-- Begin Dataset extract --
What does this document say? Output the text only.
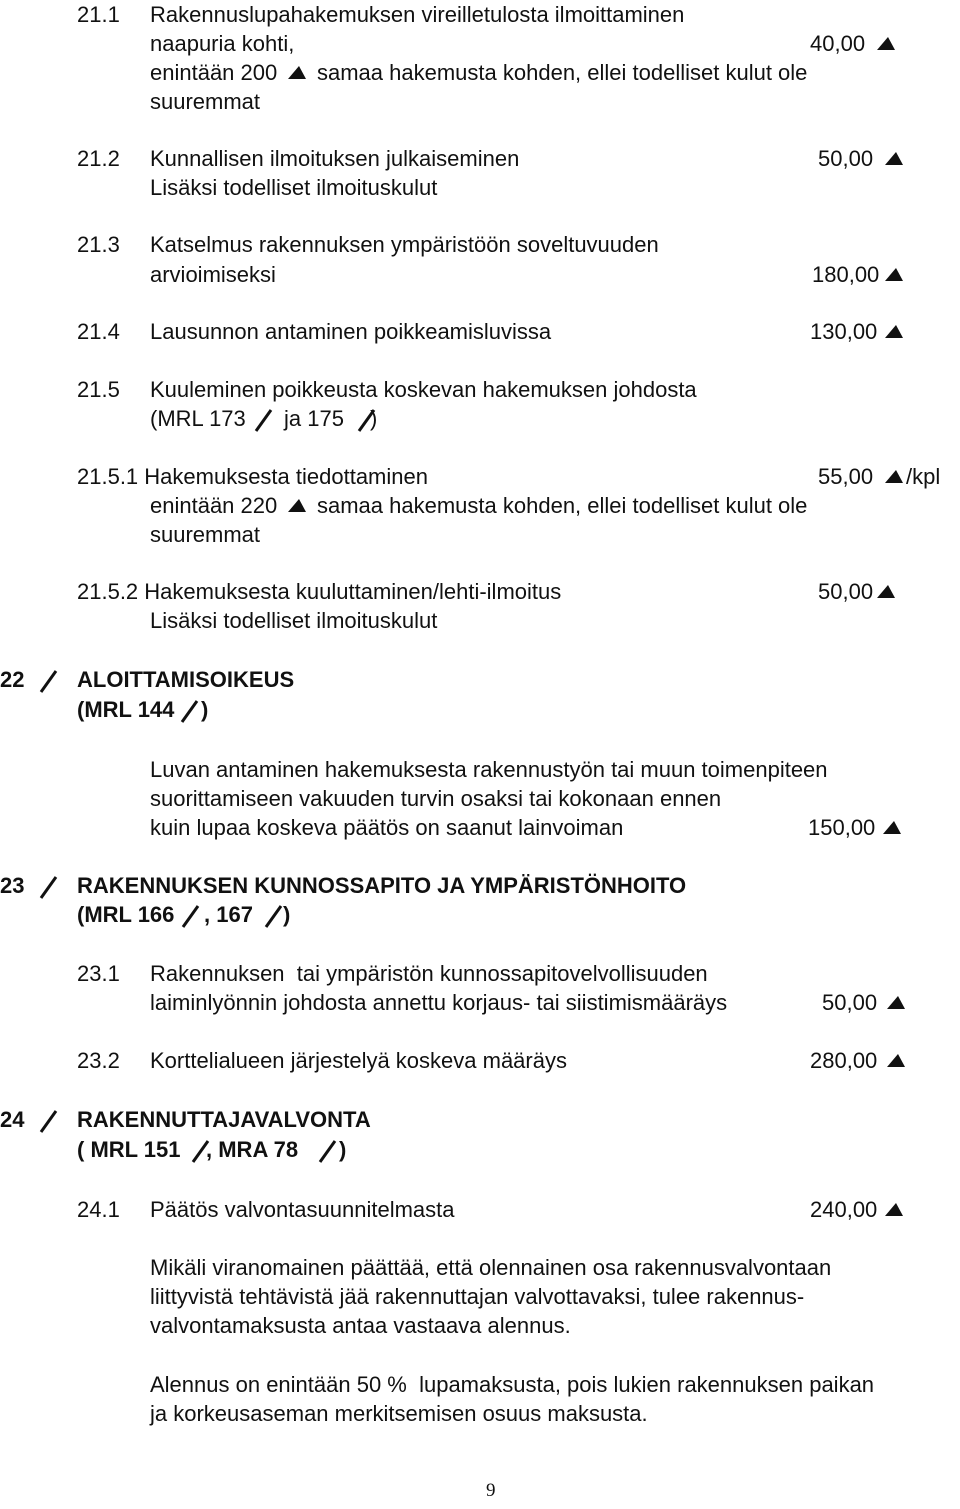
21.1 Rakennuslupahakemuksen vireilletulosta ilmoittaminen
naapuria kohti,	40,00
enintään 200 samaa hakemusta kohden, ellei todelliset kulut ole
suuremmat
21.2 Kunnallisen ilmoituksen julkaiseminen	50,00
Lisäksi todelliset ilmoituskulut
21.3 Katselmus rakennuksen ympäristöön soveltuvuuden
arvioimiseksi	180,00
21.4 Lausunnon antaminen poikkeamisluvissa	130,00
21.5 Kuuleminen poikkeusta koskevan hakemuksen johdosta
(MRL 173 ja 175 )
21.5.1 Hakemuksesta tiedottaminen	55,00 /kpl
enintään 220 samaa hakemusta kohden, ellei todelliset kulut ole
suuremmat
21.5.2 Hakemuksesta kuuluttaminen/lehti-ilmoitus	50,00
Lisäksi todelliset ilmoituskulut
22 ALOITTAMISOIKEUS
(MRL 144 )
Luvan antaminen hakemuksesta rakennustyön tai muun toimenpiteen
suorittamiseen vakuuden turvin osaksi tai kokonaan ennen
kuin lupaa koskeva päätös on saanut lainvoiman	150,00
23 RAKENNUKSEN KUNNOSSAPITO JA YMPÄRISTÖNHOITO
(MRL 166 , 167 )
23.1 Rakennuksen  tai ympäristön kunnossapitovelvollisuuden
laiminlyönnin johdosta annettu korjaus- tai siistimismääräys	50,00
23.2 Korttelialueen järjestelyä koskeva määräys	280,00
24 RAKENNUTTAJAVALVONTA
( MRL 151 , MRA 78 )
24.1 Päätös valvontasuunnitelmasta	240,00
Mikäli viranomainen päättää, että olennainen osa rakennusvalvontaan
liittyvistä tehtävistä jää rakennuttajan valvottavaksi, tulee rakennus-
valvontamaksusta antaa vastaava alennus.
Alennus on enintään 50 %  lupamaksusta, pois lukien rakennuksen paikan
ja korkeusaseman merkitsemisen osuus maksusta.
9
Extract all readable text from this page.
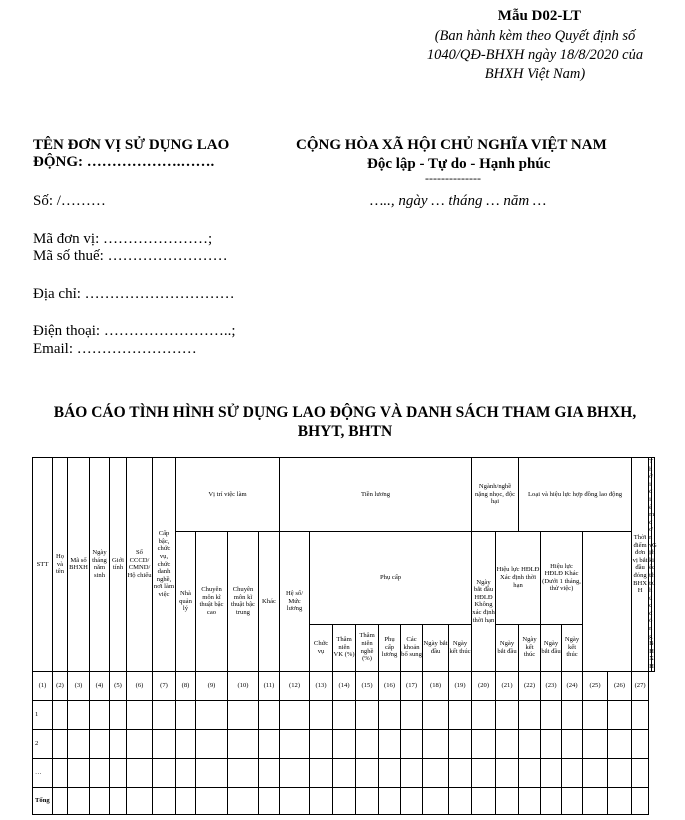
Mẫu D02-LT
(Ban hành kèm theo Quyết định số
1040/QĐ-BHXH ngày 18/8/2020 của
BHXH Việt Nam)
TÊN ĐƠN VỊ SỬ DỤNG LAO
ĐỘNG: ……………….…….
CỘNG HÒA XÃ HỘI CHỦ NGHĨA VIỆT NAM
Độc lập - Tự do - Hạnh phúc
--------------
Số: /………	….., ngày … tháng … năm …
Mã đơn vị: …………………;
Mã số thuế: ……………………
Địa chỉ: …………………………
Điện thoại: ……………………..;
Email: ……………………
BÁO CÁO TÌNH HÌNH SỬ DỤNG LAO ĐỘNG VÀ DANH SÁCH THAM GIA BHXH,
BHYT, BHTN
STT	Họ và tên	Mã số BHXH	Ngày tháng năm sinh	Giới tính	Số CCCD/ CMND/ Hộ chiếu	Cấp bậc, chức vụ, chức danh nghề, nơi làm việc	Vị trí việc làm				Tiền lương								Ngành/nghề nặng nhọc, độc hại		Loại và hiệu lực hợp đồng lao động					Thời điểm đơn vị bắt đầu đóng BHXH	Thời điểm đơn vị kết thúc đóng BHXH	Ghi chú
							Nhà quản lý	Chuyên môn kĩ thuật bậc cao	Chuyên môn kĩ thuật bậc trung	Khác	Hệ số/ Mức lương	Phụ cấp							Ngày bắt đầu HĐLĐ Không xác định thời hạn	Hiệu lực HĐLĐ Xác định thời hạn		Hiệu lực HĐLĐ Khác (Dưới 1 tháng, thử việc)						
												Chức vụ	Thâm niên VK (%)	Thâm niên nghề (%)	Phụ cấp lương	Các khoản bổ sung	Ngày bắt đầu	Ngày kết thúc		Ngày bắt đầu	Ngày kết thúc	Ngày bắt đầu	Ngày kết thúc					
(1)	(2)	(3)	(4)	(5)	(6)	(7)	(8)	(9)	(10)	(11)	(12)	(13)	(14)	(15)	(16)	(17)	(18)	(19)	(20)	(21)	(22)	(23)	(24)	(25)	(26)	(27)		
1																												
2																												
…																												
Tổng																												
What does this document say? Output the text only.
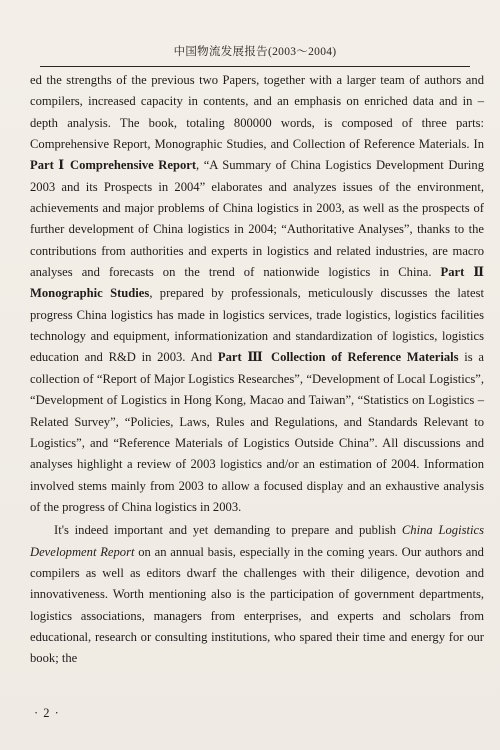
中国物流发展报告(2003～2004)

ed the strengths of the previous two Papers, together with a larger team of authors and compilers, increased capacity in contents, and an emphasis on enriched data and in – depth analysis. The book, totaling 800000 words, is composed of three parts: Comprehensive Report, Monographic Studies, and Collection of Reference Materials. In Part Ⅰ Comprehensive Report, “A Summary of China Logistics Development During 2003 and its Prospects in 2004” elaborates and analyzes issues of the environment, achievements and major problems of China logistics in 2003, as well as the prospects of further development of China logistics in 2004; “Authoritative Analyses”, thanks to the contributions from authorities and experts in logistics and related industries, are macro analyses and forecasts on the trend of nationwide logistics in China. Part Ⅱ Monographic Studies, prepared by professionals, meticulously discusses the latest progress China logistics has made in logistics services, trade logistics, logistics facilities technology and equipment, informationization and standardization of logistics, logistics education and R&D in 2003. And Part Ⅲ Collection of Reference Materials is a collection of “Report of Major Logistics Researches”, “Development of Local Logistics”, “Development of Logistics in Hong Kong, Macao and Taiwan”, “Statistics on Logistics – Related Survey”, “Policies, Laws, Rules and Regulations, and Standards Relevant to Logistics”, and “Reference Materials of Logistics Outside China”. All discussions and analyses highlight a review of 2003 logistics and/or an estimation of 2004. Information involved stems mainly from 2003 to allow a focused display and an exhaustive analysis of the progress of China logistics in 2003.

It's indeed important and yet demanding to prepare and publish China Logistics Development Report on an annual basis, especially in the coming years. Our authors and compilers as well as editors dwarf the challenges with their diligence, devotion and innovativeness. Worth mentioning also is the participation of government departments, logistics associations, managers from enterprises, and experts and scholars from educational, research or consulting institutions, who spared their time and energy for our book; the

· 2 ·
-- End Dataset extract --
__Problem requirements__
For this exercise, gather every line of the data that contains the word "việc".

__Solution to this task__
STT	Họ và tên	Mã số BHXH	Ngày tháng năm sinh	Giới tính	Số CCCD/ CMND/ Hộ chiếu	Cấp bậc, chức vụ, chức danh nghề, nơi làm việc	Vị trí việc làm				Tiền lương								Ngành/nghề nặng nhọc, độc hại		Loại và hiệu lực hợp đồng lao động					Thời điểm đơn vị bắt đầu đóng BHXH	Thời điểm đơn vị kết thúc đóng BHXH	Ghi chú
							Nhà quản lý	Chuyên môn kĩ thuật bậc cao	Chuyên môn kĩ thuật bậc trung	Khác	Hệ số/ Mức lương	Phụ cấp							Ngày bắt đầu HĐLĐ Không xác định thời hạn	Hiệu lực HĐLĐ Xác định thời hạn		Hiệu lực HĐLĐ Khác (Dưới 1 tháng, thử việc)						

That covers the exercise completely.